> _Problem description_: Copy each line with the word "screenshot" in it.

[Dataset items]
————————

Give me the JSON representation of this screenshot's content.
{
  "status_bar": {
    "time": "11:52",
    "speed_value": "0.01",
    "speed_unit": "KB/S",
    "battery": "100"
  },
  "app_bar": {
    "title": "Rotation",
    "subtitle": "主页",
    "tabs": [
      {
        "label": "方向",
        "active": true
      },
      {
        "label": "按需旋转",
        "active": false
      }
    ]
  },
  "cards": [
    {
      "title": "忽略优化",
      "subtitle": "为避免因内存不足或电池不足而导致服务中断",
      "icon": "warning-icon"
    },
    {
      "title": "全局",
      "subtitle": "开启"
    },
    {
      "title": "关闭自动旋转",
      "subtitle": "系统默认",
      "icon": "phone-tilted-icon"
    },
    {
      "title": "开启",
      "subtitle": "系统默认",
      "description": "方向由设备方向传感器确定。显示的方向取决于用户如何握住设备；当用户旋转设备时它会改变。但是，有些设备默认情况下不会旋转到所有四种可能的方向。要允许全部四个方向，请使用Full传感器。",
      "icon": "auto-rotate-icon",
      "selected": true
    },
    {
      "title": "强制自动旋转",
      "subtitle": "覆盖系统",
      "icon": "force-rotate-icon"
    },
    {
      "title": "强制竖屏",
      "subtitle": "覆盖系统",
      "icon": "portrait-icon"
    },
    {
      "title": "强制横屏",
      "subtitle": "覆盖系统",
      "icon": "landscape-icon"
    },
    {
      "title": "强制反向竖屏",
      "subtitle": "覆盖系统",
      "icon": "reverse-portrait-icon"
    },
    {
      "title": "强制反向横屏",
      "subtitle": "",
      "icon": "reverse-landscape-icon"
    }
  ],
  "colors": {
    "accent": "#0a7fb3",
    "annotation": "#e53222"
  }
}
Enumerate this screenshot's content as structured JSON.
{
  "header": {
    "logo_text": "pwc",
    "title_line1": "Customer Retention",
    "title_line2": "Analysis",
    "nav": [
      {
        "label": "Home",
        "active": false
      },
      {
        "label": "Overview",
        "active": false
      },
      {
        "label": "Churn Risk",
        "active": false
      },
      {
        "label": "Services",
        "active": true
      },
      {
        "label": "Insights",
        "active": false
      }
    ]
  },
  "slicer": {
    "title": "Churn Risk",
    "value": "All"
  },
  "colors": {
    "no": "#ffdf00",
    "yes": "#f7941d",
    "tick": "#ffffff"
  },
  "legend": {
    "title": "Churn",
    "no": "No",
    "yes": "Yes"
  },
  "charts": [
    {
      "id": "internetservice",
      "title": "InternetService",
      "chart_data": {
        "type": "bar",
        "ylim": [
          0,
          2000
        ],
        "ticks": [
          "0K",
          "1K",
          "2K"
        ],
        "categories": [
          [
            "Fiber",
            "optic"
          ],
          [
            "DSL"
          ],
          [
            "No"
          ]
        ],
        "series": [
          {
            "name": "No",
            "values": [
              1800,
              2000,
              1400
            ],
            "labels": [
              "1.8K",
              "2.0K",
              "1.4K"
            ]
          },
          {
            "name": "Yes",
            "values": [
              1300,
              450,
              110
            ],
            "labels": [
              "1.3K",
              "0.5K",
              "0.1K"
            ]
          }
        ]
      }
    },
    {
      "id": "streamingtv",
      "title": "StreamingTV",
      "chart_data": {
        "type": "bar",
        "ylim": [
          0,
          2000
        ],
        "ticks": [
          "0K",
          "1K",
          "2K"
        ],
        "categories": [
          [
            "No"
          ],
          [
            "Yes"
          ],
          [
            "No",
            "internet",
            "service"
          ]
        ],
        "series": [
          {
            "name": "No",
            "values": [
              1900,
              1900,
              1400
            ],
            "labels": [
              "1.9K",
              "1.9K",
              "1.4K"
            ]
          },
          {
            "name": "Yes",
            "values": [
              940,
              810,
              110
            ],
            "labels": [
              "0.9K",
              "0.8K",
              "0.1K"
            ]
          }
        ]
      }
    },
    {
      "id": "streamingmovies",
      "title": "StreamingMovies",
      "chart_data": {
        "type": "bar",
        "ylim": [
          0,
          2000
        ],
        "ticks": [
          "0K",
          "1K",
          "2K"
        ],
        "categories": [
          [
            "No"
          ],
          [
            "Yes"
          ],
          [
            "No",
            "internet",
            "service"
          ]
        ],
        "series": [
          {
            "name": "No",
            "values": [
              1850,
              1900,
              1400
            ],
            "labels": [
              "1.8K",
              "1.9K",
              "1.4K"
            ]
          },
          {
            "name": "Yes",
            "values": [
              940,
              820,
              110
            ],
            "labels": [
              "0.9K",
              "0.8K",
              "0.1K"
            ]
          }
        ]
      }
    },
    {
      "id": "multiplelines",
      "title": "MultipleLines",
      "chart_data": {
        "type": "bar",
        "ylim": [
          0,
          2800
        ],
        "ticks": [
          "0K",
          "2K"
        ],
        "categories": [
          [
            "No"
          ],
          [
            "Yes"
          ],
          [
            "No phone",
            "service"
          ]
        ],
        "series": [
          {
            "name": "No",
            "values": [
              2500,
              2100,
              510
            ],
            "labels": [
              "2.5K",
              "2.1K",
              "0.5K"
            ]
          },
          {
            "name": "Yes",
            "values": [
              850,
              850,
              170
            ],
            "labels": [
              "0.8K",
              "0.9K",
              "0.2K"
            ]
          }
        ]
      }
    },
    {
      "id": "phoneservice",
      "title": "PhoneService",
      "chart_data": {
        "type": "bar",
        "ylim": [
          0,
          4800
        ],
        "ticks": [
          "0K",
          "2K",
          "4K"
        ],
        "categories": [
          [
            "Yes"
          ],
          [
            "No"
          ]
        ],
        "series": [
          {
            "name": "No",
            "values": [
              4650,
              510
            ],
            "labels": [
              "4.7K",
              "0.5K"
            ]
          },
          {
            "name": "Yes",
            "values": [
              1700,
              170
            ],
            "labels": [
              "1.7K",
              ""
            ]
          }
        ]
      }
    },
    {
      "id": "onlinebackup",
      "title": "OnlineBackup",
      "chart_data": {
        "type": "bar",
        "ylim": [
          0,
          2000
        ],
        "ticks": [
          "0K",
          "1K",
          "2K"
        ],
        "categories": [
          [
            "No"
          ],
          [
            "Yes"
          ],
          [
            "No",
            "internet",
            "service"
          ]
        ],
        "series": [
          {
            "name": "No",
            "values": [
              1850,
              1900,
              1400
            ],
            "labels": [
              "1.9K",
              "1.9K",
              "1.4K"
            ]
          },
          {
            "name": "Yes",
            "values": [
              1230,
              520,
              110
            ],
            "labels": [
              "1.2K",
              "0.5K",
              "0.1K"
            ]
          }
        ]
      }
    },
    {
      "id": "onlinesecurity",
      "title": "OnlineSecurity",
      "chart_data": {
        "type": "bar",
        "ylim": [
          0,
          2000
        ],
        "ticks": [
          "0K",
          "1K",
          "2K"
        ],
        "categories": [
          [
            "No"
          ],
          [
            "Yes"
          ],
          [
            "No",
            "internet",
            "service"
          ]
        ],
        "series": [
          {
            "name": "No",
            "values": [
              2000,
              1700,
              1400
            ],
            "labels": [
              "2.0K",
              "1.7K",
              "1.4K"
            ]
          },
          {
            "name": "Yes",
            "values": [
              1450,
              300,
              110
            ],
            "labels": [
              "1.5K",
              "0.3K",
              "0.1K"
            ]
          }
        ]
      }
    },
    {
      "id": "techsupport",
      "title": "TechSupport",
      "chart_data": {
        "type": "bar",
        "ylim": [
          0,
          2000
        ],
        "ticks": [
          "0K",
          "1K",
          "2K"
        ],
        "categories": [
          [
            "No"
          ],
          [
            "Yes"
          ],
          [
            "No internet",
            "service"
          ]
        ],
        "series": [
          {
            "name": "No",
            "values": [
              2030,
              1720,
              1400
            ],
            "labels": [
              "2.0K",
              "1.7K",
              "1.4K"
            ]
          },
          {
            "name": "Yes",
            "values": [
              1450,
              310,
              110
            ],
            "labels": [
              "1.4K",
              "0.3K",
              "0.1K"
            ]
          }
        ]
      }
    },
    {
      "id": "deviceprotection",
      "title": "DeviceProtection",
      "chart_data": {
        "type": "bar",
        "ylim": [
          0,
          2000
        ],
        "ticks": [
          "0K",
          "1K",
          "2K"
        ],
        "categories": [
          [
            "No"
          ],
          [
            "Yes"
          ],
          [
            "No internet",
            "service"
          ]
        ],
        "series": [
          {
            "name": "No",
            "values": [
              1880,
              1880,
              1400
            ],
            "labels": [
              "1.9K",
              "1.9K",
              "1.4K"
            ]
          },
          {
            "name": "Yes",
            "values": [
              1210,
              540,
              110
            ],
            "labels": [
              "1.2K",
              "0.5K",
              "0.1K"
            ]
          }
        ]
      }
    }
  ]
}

————————

> _Worked answer_:
Give me the JSON representation of this screenshot's content.
Enumerate this screenshot's content as structured JSON.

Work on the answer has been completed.